PROBLEM TO WORK ON: Which lines below hold the word "values"? Copy all of them.

DATA SECTION:
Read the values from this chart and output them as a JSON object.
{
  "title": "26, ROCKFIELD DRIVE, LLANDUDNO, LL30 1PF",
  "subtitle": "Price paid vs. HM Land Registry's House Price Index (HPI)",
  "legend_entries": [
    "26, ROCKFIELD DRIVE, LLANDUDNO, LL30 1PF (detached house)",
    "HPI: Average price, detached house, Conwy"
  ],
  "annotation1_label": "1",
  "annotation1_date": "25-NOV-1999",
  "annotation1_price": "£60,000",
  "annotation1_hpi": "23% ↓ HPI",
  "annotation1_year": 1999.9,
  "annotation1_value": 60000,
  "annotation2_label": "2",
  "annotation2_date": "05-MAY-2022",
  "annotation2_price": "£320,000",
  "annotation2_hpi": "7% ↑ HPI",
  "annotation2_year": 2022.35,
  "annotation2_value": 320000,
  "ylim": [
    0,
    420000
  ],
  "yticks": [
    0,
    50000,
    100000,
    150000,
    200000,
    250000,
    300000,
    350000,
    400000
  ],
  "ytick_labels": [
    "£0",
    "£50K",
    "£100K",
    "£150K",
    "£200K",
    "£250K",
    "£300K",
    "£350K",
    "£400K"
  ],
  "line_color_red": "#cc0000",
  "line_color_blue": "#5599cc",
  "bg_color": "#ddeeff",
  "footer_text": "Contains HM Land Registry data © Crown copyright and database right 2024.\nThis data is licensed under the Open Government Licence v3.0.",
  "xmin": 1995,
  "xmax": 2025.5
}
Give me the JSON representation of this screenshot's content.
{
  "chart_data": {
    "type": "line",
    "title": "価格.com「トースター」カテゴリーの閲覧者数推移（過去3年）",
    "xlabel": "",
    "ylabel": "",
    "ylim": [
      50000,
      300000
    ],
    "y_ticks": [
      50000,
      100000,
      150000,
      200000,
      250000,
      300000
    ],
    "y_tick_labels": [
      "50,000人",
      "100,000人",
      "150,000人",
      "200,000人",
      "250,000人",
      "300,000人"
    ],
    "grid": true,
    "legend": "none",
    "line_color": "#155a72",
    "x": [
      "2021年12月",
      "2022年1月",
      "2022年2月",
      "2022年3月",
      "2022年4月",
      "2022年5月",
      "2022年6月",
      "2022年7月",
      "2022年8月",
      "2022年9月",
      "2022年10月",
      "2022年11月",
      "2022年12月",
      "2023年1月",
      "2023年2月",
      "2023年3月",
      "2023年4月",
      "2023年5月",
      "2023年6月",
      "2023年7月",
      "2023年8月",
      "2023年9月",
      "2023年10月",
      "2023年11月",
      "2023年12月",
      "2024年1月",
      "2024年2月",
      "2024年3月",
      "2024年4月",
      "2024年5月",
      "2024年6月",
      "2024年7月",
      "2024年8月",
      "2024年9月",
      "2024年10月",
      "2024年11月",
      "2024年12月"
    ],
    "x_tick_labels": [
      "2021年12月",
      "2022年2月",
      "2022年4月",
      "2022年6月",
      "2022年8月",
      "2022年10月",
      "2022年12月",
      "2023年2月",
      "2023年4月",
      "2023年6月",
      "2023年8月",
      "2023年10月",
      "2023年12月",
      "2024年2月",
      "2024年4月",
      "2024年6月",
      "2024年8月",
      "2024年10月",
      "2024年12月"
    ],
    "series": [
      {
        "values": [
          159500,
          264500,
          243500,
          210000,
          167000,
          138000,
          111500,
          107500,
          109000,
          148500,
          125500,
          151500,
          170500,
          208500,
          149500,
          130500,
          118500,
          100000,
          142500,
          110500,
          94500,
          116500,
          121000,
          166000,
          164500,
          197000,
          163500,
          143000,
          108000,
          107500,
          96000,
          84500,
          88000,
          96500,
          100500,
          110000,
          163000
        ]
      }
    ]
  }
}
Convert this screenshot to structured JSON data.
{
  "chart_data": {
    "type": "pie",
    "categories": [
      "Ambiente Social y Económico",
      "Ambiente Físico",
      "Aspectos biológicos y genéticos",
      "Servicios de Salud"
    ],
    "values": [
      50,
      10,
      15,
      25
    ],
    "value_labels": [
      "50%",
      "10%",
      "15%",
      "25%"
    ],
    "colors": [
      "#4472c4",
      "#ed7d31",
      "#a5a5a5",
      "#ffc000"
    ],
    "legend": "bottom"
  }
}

FINISHED ANSWER:
Read the values from this chart and output them as a JSON object.
        "values": [
    "values": [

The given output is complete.